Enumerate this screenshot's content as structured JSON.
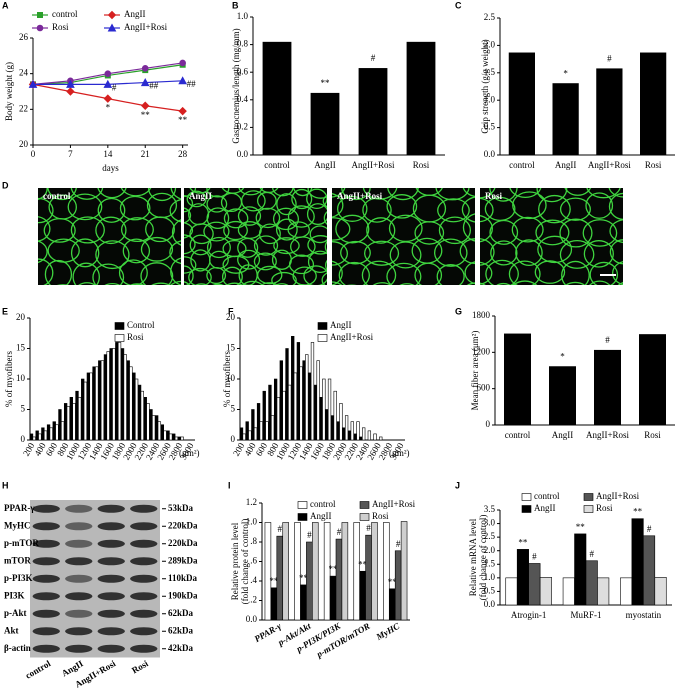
{
  "chart_data": [
    {
      "panel": "A",
      "type": "line",
      "ylabel": "Body weight (g)",
      "xlabel": "days",
      "x": [
        0,
        7,
        14,
        21,
        28
      ],
      "xlim": [
        0,
        29
      ],
      "xticks": [
        0,
        7,
        14,
        21,
        28
      ],
      "ylim": [
        20,
        26
      ],
      "yticks": [
        20,
        22,
        24,
        26
      ],
      "series": [
        {
          "name": "control",
          "color": "#2aa02a",
          "marker": "square",
          "values": [
            23.4,
            23.5,
            23.9,
            24.2,
            24.5
          ],
          "annotations": [
            null,
            null,
            null,
            null,
            null
          ]
        },
        {
          "name": "Rosi",
          "color": "#7b2a9a",
          "marker": "circle",
          "values": [
            23.4,
            23.6,
            24.0,
            24.3,
            24.6
          ],
          "annotations": [
            null,
            null,
            null,
            null,
            null
          ]
        },
        {
          "name": "AngII",
          "color": "#d62020",
          "marker": "diamond",
          "values": [
            23.4,
            23.0,
            22.6,
            22.2,
            21.9
          ],
          "annotations": [
            null,
            null,
            "*",
            "**",
            "**"
          ]
        },
        {
          "name": "AngII+Rosi",
          "color": "#2a2ad0",
          "marker": "triangle",
          "values": [
            23.4,
            23.4,
            23.4,
            23.5,
            23.6
          ],
          "annotations": [
            null,
            null,
            "#",
            "##",
            "##"
          ]
        }
      ]
    },
    {
      "panel": "B",
      "type": "bar",
      "ylabel": "Gastrocnemius/length (mg/mm)",
      "color": "#000000",
      "categories": [
        "control",
        "AngII",
        "AngII+Rosi",
        "Rosi"
      ],
      "values": [
        0.82,
        0.45,
        0.63,
        0.82
      ],
      "annotations": [
        null,
        "**",
        "#",
        null
      ],
      "ylim": [
        0,
        1
      ],
      "yticks": [
        {
          "value": 0,
          "label": "0.0"
        },
        0.2,
        0.4,
        0.6,
        0.8,
        {
          "value": 1,
          "label": "1.0"
        }
      ]
    },
    {
      "panel": "C",
      "type": "bar",
      "ylabel": "Grip strength (g/g weight)",
      "color": "#000000",
      "categories": [
        "control",
        "AngII",
        "AngII+Rosi",
        "Rosi"
      ],
      "values": [
        1.87,
        1.31,
        1.58,
        1.87
      ],
      "annotations": [
        null,
        "*",
        "#",
        null
      ],
      "ylim": [
        0,
        2.5
      ],
      "yticks": [
        {
          "value": 0,
          "label": "0.0"
        },
        0.5,
        {
          "value": 1,
          "label": "1.0"
        },
        1.5,
        {
          "value": 2,
          "label": "2.0"
        },
        2.5
      ]
    },
    {
      "panel": "D",
      "type": "micrograph",
      "labels": [
        "control",
        "AngII",
        "AngII+Rosi",
        "Rosi"
      ]
    },
    {
      "panel": "E",
      "type": "grouped",
      "ylabel": "% of myofibers",
      "unit": "(μm²)",
      "categories": [
        "200",
        null,
        "400",
        null,
        "600",
        null,
        "800",
        null,
        "1000",
        null,
        "1200",
        null,
        "1400",
        null,
        "1600",
        null,
        "1800",
        null,
        "2000",
        null,
        "2200",
        null,
        "2400",
        null,
        "2600",
        null,
        "2800",
        null,
        "3000"
      ],
      "ylim": [
        0,
        20
      ],
      "yticks": [
        0,
        5,
        10,
        15,
        20
      ],
      "series": [
        {
          "name": "Control",
          "color": "#000000",
          "values": [
            1,
            1.5,
            2,
            2.5,
            3,
            5,
            6,
            7,
            8,
            10,
            11,
            12,
            13,
            14,
            15,
            16,
            15,
            13,
            11,
            9,
            7,
            5,
            4,
            2.5,
            1.5,
            1,
            0.5,
            0,
            0
          ]
        },
        {
          "name": "Rosi",
          "color": "#ffffff",
          "values": [
            0.5,
            1,
            1.5,
            2,
            2.5,
            3,
            5.5,
            6,
            7,
            9.5,
            11,
            12,
            13,
            14.5,
            15,
            16,
            14,
            12,
            10,
            8,
            6,
            4,
            3,
            1.5,
            1,
            0.5,
            0.5,
            0,
            0
          ]
        }
      ]
    },
    {
      "panel": "F",
      "type": "grouped",
      "ylabel": "% of myofibers",
      "unit": "(μm²)",
      "categories": [
        "200",
        null,
        "400",
        null,
        "600",
        null,
        "800",
        null,
        "1000",
        null,
        "1200",
        null,
        "1400",
        null,
        "1600",
        null,
        "1800",
        null,
        "2000",
        null,
        "2200",
        null,
        "2400",
        null,
        "2600",
        null,
        "2800",
        null,
        "3000"
      ],
      "ylim": [
        0,
        20
      ],
      "yticks": [
        0,
        5,
        10,
        15,
        20
      ],
      "series": [
        {
          "name": "AngII",
          "color": "#000000",
          "values": [
            2,
            3,
            5,
            6,
            8,
            9,
            10,
            13,
            15,
            17,
            16,
            13,
            11,
            9,
            7,
            5,
            4,
            3,
            2,
            1.5,
            1,
            0.5,
            0,
            0,
            0,
            0,
            0,
            0,
            0
          ]
        },
        {
          "name": "AngII+Rosi",
          "color": "#ffffff",
          "values": [
            1,
            1.5,
            2,
            3,
            3,
            4,
            7,
            8,
            9,
            11,
            12,
            14,
            16,
            13,
            10,
            10,
            8,
            6,
            4,
            3,
            3,
            2,
            1.5,
            1,
            0.5,
            0,
            0,
            0,
            0
          ]
        }
      ]
    },
    {
      "panel": "G",
      "type": "bar",
      "ylabel": "Mean fiber area (μm²)",
      "color": "#000000",
      "categories": [
        "control",
        "AngII",
        "AngII+Rosi",
        "Rosi"
      ],
      "values": [
        1510,
        970,
        1240,
        1500
      ],
      "annotations": [
        null,
        "*",
        "#",
        null
      ],
      "ylim": [
        0,
        1800
      ],
      "yticks": [
        0,
        600,
        1200,
        1800
      ]
    },
    {
      "panel": "H",
      "type": "blot",
      "rows": [
        {
          "name": "PPAR-γ",
          "size": "53kDa"
        },
        {
          "name": "MyHC",
          "size": "220kDa"
        },
        {
          "name": "p-mTOR",
          "size": "220kDa"
        },
        {
          "name": "mTOR",
          "size": "289kDa"
        },
        {
          "name": "p-PI3K",
          "size": "110kDa"
        },
        {
          "name": "PI3K",
          "size": "190kDa"
        },
        {
          "name": "p-Akt",
          "size": "62kDa"
        },
        {
          "name": "Akt",
          "size": "62kDa"
        },
        {
          "name": "β-actin",
          "size": "42kDa"
        }
      ],
      "columns": [
        "control",
        "AngII",
        "AngII+Rosi",
        "Rosi"
      ]
    },
    {
      "panel": "I",
      "type": "grouped",
      "ylabel": "Relative protein level",
      "ylabel2": "(fold change of control)",
      "categories": [
        "PPAR-γ",
        "p-Akt/Akt",
        "p-PI3K/PI3K",
        "p-mTOR/mTOR",
        "MyHC"
      ],
      "ylim": [
        0,
        1.2
      ],
      "yticks": [
        {
          "value": 0,
          "label": "0.0"
        },
        {
          "value": 0.2,
          "label": ".2"
        },
        {
          "value": 0.4,
          "label": ".4"
        },
        {
          "value": 0.6,
          "label": ".6"
        },
        {
          "value": 0.8,
          "label": ".8"
        },
        {
          "value": 1,
          "label": "1.0"
        },
        {
          "value": 1.2,
          "label": "1.2"
        }
      ],
      "series": [
        {
          "name": "control",
          "color": "#ffffff",
          "values": [
            1,
            1,
            1,
            1,
            1
          ]
        },
        {
          "name": "AngII",
          "color": "#000000",
          "values": [
            0.33,
            0.36,
            0.45,
            0.5,
            0.32
          ],
          "annotations": [
            "**",
            "**",
            "**",
            "**",
            "**"
          ]
        },
        {
          "name": "AngII+Rosi",
          "color": "#555555",
          "values": [
            0.86,
            0.8,
            0.83,
            0.87,
            0.71
          ],
          "annotations": [
            "#",
            "#",
            "#",
            "#",
            "#"
          ]
        },
        {
          "name": "Rosi",
          "color": "#cfcfcf",
          "values": [
            1,
            1,
            1,
            1,
            1.01
          ]
        }
      ]
    },
    {
      "panel": "J",
      "type": "grouped",
      "ylabel": "Relative mRNA level",
      "ylabel2": "(fold change of control)",
      "categories": [
        "Atrogin-1",
        "MuRF-1",
        "myostatin"
      ],
      "ylim": [
        0,
        3.5
      ],
      "yticks": [
        {
          "value": 0,
          "label": "0.0"
        },
        0.5,
        {
          "value": 1,
          "label": "1.0"
        },
        1.5,
        {
          "value": 2,
          "label": "2.0"
        },
        2.5,
        {
          "value": 3,
          "label": "3.0"
        },
        3.5
      ],
      "series": [
        {
          "name": "control",
          "color": "#ffffff",
          "values": [
            1,
            1,
            1
          ]
        },
        {
          "name": "AngII",
          "color": "#000000",
          "values": [
            2.05,
            2.62,
            3.18
          ],
          "annotations": [
            "**",
            "**",
            "**"
          ]
        },
        {
          "name": "AngII+Rosi",
          "color": "#555555",
          "values": [
            1.53,
            1.63,
            2.55
          ],
          "annotations": [
            "#",
            "#",
            "#"
          ]
        },
        {
          "name": "Rosi",
          "color": "#dddddd",
          "values": [
            1.02,
            1,
            1.02
          ]
        }
      ]
    }
  ]
}
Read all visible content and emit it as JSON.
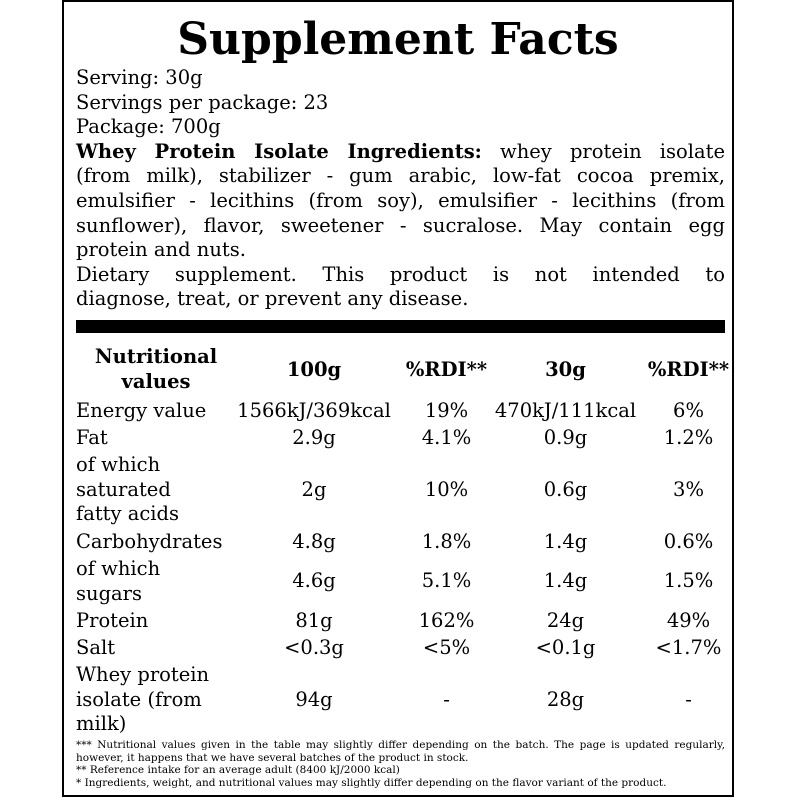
{
  "title": "Supplement Facts",
  "info": {
    "serving": "Serving: 30g",
    "servings_per_package": "Servings per package: 23",
    "package": "Package: 700g",
    "ingredients_label": "Whey Protein Isolate Ingredients:",
    "ingredients_lines": [
      " whey protein isolate",
      "(from milk), stabilizer - gum arabic, low-fat cocoa premix,",
      "emulsifier - lecithins (from soy), emulsifier - lecithins (from",
      "sunflower), flavor, sweetener - sucralose. May contain egg",
      "protein and nuts."
    ],
    "disclaimer_lines": [
      "Dietary supplement. This product is not intended to",
      "diagnose, treat, or prevent any disease."
    ]
  },
  "table": {
    "headers": [
      "Nutritional values",
      "100g",
      "%RDI**",
      "30g",
      "%RDI**"
    ],
    "rows": [
      [
        "Energy value",
        "1566kJ/369kcal",
        "19%",
        "470kJ/111kcal",
        "6%"
      ],
      [
        "Fat",
        "2.9g",
        "4.1%",
        "0.9g",
        "1.2%"
      ],
      [
        "of which saturated fatty acids",
        "2g",
        "10%",
        "0.6g",
        "3%"
      ],
      [
        "Carbohydrates",
        "4.8g",
        "1.8%",
        "1.4g",
        "0.6%"
      ],
      [
        "of which sugars",
        "4.6g",
        "5.1%",
        "1.4g",
        "1.5%"
      ],
      [
        "Protein",
        "81g",
        "162%",
        "24g",
        "49%"
      ],
      [
        "Salt",
        "<0.3g",
        "<5%",
        "<0.1g",
        "<1.7%"
      ],
      [
        "Whey protein isolate (from milk)",
        "94g",
        "-",
        "28g",
        "-"
      ]
    ]
  },
  "footnotes": [
    "*** Nutritional values given in the table may slightly differ depending on the batch. The page is updated regularly,",
    "however, it happens that we have several batches of the product in stock.",
    "** Reference intake for an average adult (8400 kJ/2000 kcal)",
    "* Ingredients, weight, and nutritional values may slightly differ depending on the flavor variant of the product."
  ]
}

Aim of the exercise - Filter these records, keeping every line where the word "depending" occurs.

Result -
    "*** Nutritional values given in the table may slightly differ depending on the batch. The page is updated regularly,",
    "* Ingredients, weight, and nutritional values may slightly differ depending on the flavor variant of the product."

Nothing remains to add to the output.